[start of Text section]
The young girls say they treat them nice.

And they give them a better price.

They buy rum and Coca Cola

Go down Point Koomahna"

 

 

Note the correct spelling of Cumana as opposed to Koomahna in the song "Rum and Coca Cola". For full view of the map of Trinidad, please go here

" Rum and Coca Cola" just has to be the best known Calypso of all times, made famous by the Andrews Sisters in the 1940's. It also became a court case against Leo Feist, Inc., the publisher of the song and the alleged composer of it, an American comedian , called Morey Amsterdam. The plaintiff was Maurice Baron, a music expert, who claimed that the song was plagiarized from a book published by him called " Calypso Songs of the West Indies", only the song was called "L'Année Passée " and was composed by Lionel Belasco in 1906 !

"L'Année Passée ", meaning "Yesterday" ( lit. Last year ), is the true story of a girl named Mathilda Soye. She was the daughter of a very prominent Trinidad family and was educated at a Convent school. She fell in love with a man "in the street", a "common" fellow, who was no good. She lived with him for some time and then he made her work as a prostitute. The song was written in French Patois and was a lament of the girl on how just the other day she was a little girl and now she was a prostitute, walking the street.
[end of Text section]
- [Tasks to complete]
A) According to the passage on "Rum and Coca Cola," who composed "L'Année Passée," and in what year?
B) Extract the records from their first line through the line holding "header-cn-line: 北京市海淀区知春路 1", inclusive, and reproduce each line without any change.
[start of Recorded information]
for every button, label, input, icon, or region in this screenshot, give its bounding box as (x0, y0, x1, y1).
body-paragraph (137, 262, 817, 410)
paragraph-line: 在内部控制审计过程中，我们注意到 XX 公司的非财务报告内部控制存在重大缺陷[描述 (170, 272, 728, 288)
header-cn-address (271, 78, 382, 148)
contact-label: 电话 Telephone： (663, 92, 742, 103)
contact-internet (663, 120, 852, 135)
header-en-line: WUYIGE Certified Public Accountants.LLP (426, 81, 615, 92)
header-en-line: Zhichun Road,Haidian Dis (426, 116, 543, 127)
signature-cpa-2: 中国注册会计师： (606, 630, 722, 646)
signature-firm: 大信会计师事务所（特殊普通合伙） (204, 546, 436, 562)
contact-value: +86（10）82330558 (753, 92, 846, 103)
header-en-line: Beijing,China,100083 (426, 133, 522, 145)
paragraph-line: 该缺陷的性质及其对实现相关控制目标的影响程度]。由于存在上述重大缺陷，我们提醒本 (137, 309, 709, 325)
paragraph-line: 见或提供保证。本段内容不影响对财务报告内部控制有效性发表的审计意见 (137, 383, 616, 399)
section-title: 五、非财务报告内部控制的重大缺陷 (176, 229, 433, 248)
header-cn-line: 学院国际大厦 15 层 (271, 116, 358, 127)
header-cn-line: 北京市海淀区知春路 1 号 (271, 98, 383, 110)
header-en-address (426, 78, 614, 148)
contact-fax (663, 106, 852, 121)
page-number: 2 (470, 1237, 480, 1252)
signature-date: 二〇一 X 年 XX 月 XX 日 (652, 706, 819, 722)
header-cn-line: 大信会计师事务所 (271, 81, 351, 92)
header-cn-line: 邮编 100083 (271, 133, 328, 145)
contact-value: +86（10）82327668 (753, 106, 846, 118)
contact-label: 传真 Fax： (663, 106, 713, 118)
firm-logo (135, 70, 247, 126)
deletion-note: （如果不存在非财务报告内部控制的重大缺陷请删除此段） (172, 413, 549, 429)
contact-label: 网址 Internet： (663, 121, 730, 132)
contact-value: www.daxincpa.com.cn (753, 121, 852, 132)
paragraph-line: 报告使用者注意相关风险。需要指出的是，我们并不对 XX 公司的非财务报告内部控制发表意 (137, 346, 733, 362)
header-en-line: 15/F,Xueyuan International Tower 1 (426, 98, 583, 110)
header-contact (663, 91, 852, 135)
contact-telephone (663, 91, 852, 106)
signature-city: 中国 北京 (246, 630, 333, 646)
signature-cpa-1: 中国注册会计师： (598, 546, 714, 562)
[end of Recorded information]
- [Answers given]
A) Lionel Belasco composed it in 1906.

B)
for every button, label, input, icon, or region in this screenshot, give its bounding box as (x0, y0, x1, y1).
body-paragraph (137, 262, 817, 410)
paragraph-line: 在内部控制审计过程中，我们注意到 XX 公司的非财务报告内部控制存在重大缺陷[描述 (170, 272, 728, 288)
header-cn-address (271, 78, 382, 148)
contact-label: 电话 Telephone： (663, 92, 742, 103)
contact-internet (663, 120, 852, 135)
header-en-line: WUYIGE Certified Public Accountants.LLP (426, 81, 615, 92)
header-en-line: Zhichun Road,Haidian Dis (426, 116, 543, 127)
signature-cpa-2: 中国注册会计师： (606, 630, 722, 646)
signature-firm: 大信会计师事务所（特殊普通合伙） (204, 546, 436, 562)
contact-value: +86（10）82330558 (753, 92, 846, 103)
header-en-line: Beijing,China,100083 (426, 133, 522, 145)
paragraph-line: 该缺陷的性质及其对实现相关控制目标的影响程度]。由于存在上述重大缺陷，我们提醒本 (137, 309, 709, 325)
paragraph-line: 见或提供保证。本段内容不影响对财务报告内部控制有效性发表的审计意见 (137, 383, 616, 399)
section-title: 五、非财务报告内部控制的重大缺陷 (176, 229, 433, 248)
header-cn-line: 学院国际大厦 15 层 (271, 116, 358, 127)
header-cn-line: 北京市海淀区知春路 1 号 (271, 98, 383, 110)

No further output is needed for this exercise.